------ Records to process ------

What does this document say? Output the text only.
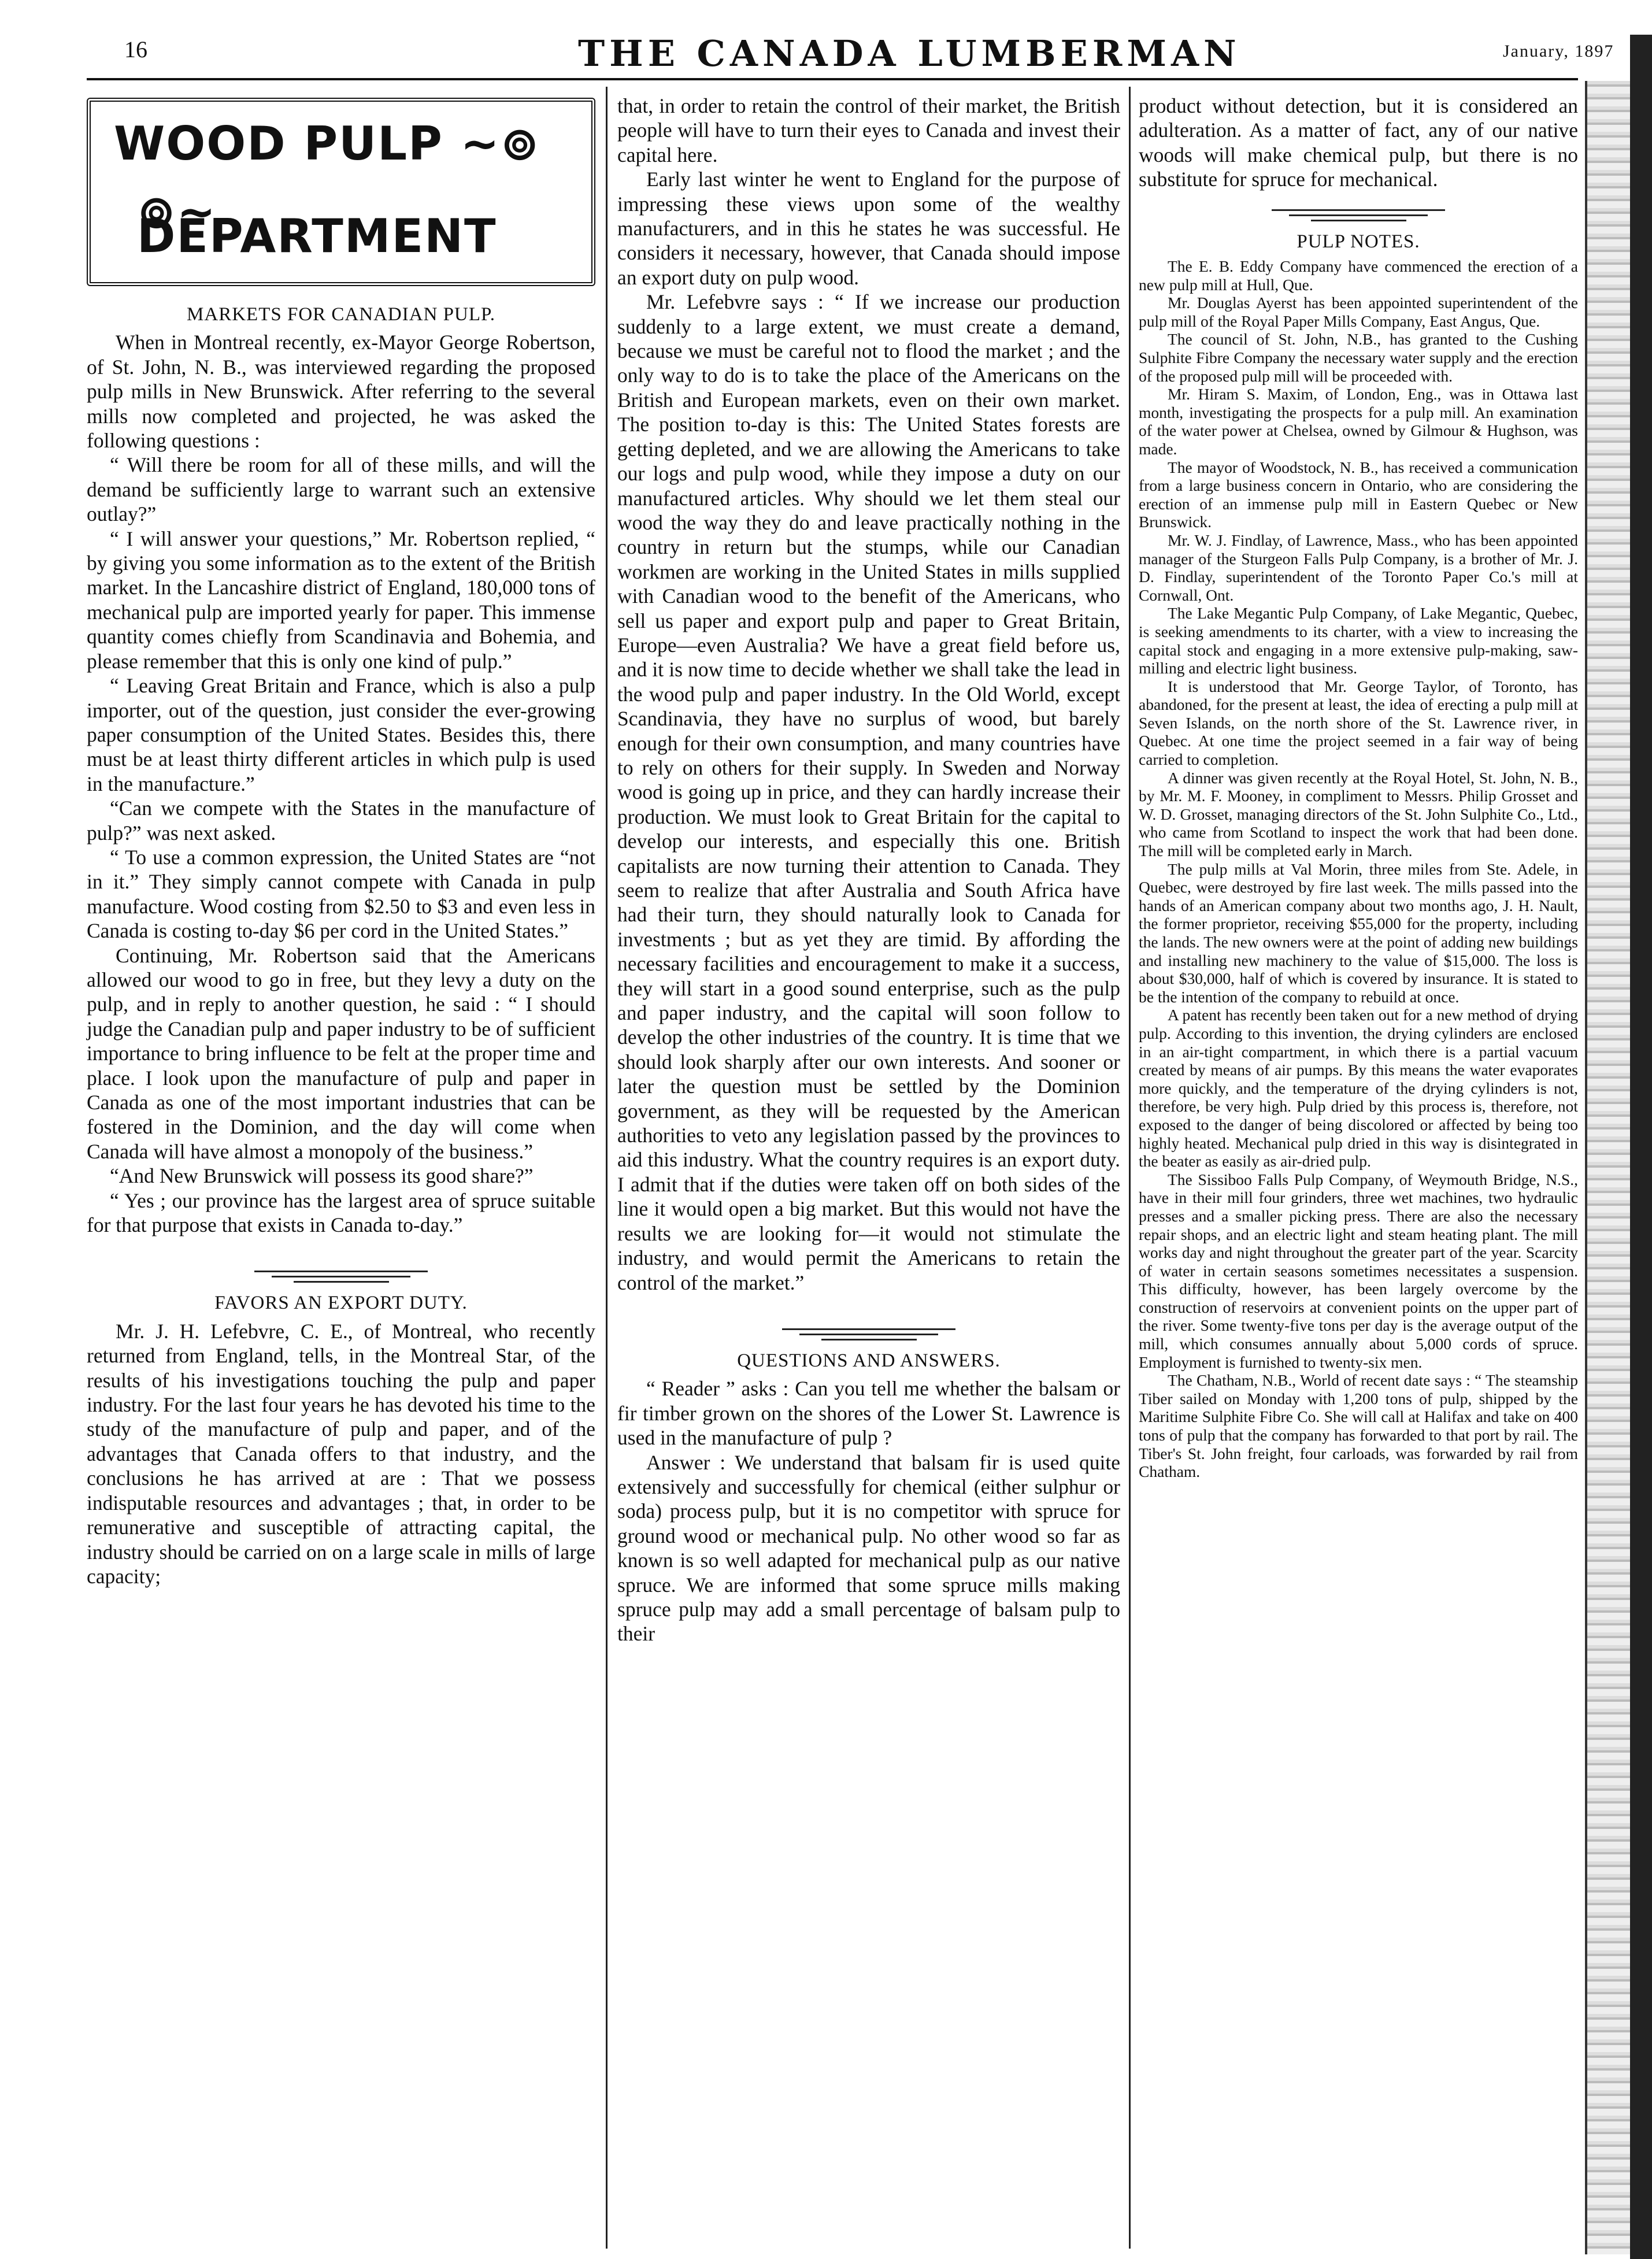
16	THE CANADA LUMBERMAN	January, 1897
WOOD PULP ~⊚
⊚~ DEPARTMENT
MARKETS FOR CANADIAN PULP.

When in Montreal recently, ex-Mayor George Robertson, of St. John, N. B., was interviewed regarding the proposed pulp mills in New Brunswick. After referring to the several mills now completed and projected, he was asked the following questions :

“ Will there be room for all of these mills, and will the demand be sufficiently large to warrant such an extensive outlay?”

“ I will answer your questions,” Mr. Robertson replied, “ by giving you some information as to the extent of the British market. In the Lancashire district of England, 180,000 tons of mechanical pulp are imported yearly for paper. This immense quantity comes chiefly from Scandinavia and Bohemia, and please remember that this is only one kind of pulp.”

“ Leaving Great Britain and France, which is also a pulp importer, out of the question, just consider the ever-growing paper consumption of the United States. Besides this, there must be at least thirty different articles in which pulp is used in the manufacture.”

“Can we compete with the States in the manufacture of pulp?” was next asked.

“ To use a common expression, the United States are “not in it.” They simply cannot compete with Canada in pulp manufacture. Wood costing from $2.50 to $3 and even less in Canada is costing to-day $6 per cord in the United States.”

Continuing, Mr. Robertson said that the Americans allowed our wood to go in free, but they levy a duty on the pulp, and in reply to another question, he said : “ I should judge the Canadian pulp and paper industry to be of sufficient importance to bring influence to be felt at the proper time and place. I look upon the manufacture of pulp and paper in Canada as one of the most important industries that can be fostered in the Dominion, and the day will come when Canada will have almost a monopoly of the business.”

“And New Brunswick will possess its good share?”

“ Yes ; our province has the largest area of spruce suitable for that purpose that exists in Canada to-day.”

FAVORS AN EXPORT DUTY.

Mr. J. H. Lefebvre, C. E., of Montreal, who recently returned from England, tells, in the Montreal Star, of the results of his investigations touching the pulp and paper industry. For the last four years he has devoted his time to the study of the manufacture of pulp and paper, and of the advantages that Canada offers to that industry, and the conclusions he has arrived at are : That we possess indisputable resources and advantages ; that, in order to be remunerative and susceptible of attracting capital, the industry should be carried on on a large scale in mills of large capacity;

that, in order to retain the control of their market, the British people will have to turn their eyes to Canada and invest their capital here.

Early last winter he went to England for the purpose of impressing these views upon some of the wealthy manufacturers, and in this he states he was successful. He considers it necessary, however, that Canada should impose an export duty on pulp wood.

Mr. Lefebvre says : “ If we increase our production suddenly to a large extent, we must create a demand, because we must be careful not to flood the market ; and the only way to do is to take the place of the Americans on the British and European markets, even on their own market. The position to-day is this: The United States forests are getting depleted, and we are allowing the Americans to take our logs and pulp wood, while they impose a duty on our manufactured articles. Why should we let them steal our wood the way they do and leave practically nothing in the country in return but the stumps, while our Canadian workmen are working in the United States in mills supplied with Canadian wood to the benefit of the Americans, who sell us paper and export pulp and paper to Great Britain, Europe—even Australia? We have a great field before us, and it is now time to decide whether we shall take the lead in the wood pulp and paper industry. In the Old World, except Scandinavia, they have no surplus of wood, but barely enough for their own consumption, and many countries have to rely on others for their supply. In Sweden and Norway wood is going up in price, and they can hardly increase their production. We must look to Great Britain for the capital to develop our interests, and especially this one. British capitalists are now turning their attention to Canada. They seem to realize that after Australia and South Africa have had their turn, they should naturally look to Canada for investments ; but as yet they are timid. By affording the necessary facilities and encouragement to make it a success, they will start in a good sound enterprise, such as the pulp and paper industry, and the capital will soon follow to develop the other industries of the country. It is time that we should look sharply after our own interests. And sooner or later the question must be settled by the Dominion government, as they will be requested by the American authorities to veto any legislation passed by the provinces to aid this industry. What the country requires is an export duty. I admit that if the duties were taken off on both sides of the line it would open a big market. But this would not have the results we are looking for—it would not stimulate the industry, and would permit the Americans to retain the control of the market.”

QUESTIONS AND ANSWERS.

“ Reader ” asks : Can you tell me whether the balsam or fir timber grown on the shores of the Lower St. Lawrence is used in the manufacture of pulp ?

Answer : We understand that balsam fir is used quite extensively and successfully for chemical (either sulphur or soda) process pulp, but it is no competitor with spruce for ground wood or mechanical pulp. No other wood so far as known is so well adapted for mechanical pulp as our native spruce. We are informed that some spruce mills making spruce pulp may add a small percentage of balsam pulp to their

product without detection, but it is considered an adulteration. As a matter of fact, any of our native woods will make chemical pulp, but there is no substitute for spruce for mechanical.

PULP NOTES.

The E. B. Eddy Company have commenced the erection of a new pulp mill at Hull, Que.

Mr. Douglas Ayerst has been appointed superintendent of the pulp mill of the Royal Paper Mills Company, East Angus, Que.

The council of St. John, N.B., has granted to the Cushing Sulphite Fibre Company the necessary water supply and the erection of the proposed pulp mill will be proceeded with.

Mr. Hiram S. Maxim, of London, Eng., was in Ottawa last month, investigating the prospects for a pulp mill. An examination of the water power at Chelsea, owned by Gilmour & Hughson, was made.

The mayor of Woodstock, N. B., has received a communication from a large business concern in Ontario, who are considering the erection of an immense pulp mill in Eastern Quebec or New Brunswick.

Mr. W. J. Findlay, of Lawrence, Mass., who has been appointed manager of the Sturgeon Falls Pulp Company, is a brother of Mr. J. D. Findlay, superintendent of the Toronto Paper Co.'s mill at Cornwall, Ont.

The Lake Megantic Pulp Company, of Lake Megantic, Quebec, is seeking amendments to its charter, with a view to increasing the capital stock and engaging in a more extensive pulp-making, saw-milling and electric light business.

It is understood that Mr. George Taylor, of Toronto, has abandoned, for the present at least, the idea of erecting a pulp mill at Seven Islands, on the north shore of the St. Lawrence river, in Quebec. At one time the project seemed in a fair way of being carried to completion.

A dinner was given recently at the Royal Hotel, St. John, N. B., by Mr. M. F. Mooney, in compliment to Messrs. Philip Grosset and W. D. Grosset, managing directors of the St. John Sulphite Co., Ltd., who came from Scotland to inspect the work that had been done. The mill will be completed early in March.

The pulp mills at Val Morin, three miles from Ste. Adele, in Quebec, were destroyed by fire last week. The mills passed into the hands of an American company about two months ago, J. H. Nault, the former proprietor, receiving $55,000 for the property, including the lands. The new owners were at the point of adding new buildings and installing new machinery to the value of $15,000. The loss is about $30,000, half of which is covered by insurance. It is stated to be the intention of the company to rebuild at once.

A patent has recently been taken out for a new method of drying pulp. According to this invention, the drying cylinders are enclosed in an air-tight compartment, in which there is a partial vacuum created by means of air pumps. By this means the water evaporates more quickly, and the temperature of the drying cylinders is not, therefore, be very high. Pulp dried by this process is, therefore, not exposed to the danger of being discolored or affected by being too highly heated. Mechanical pulp dried in this way is disintegrated in the beater as easily as air-dried pulp.

The Sissiboo Falls Pulp Company, of Weymouth Bridge, N.S., have in their mill four grinders, three wet machines, two hydraulic presses and a smaller picking press. There are also the necessary repair shops, and an electric light and steam heating plant. The mill works day and night throughout the greater part of the year. Scarcity of water in certain seasons sometimes necessitates a suspension. This difficulty, however, has been largely overcome by the construction of reservoirs at convenient points on the upper part of the river. Some twenty-five tons per day is the average output of the mill, which consumes annually about 5,000 cords of spruce. Employment is furnished to twenty-six men.

The Chatham, N.B., World of recent date says : “ The steamship Tiber sailed on Monday with 1,200 tons of pulp, shipped by the Maritime Sulphite Fibre Co. She will call at Halifax and take on 400 tons of pulp that the company has forwarded to that port by rail. The Tiber's St. John freight, four carloads, was forwarded by rail from Chatham.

------

→ Task to carry out
Show every line above in which the word "native" occurs.

→ Answer to the task
Answer : We understand that balsam fir is used quite extensively and successfully for chemical (either sulphur or soda) process pulp, but it is no competitor with spruce for ground wood or mechanical pulp. No other wood so far as known is so well adapted for mechanical pulp as our native spruce. We are informed that some spruce mills making spruce pulp may add a small percentage of balsam pulp to their
product without detection, but it is considered an adulteration. As a matter of fact, any of our native woods will make chemical pulp, but there is no substitute for spruce for mechanical.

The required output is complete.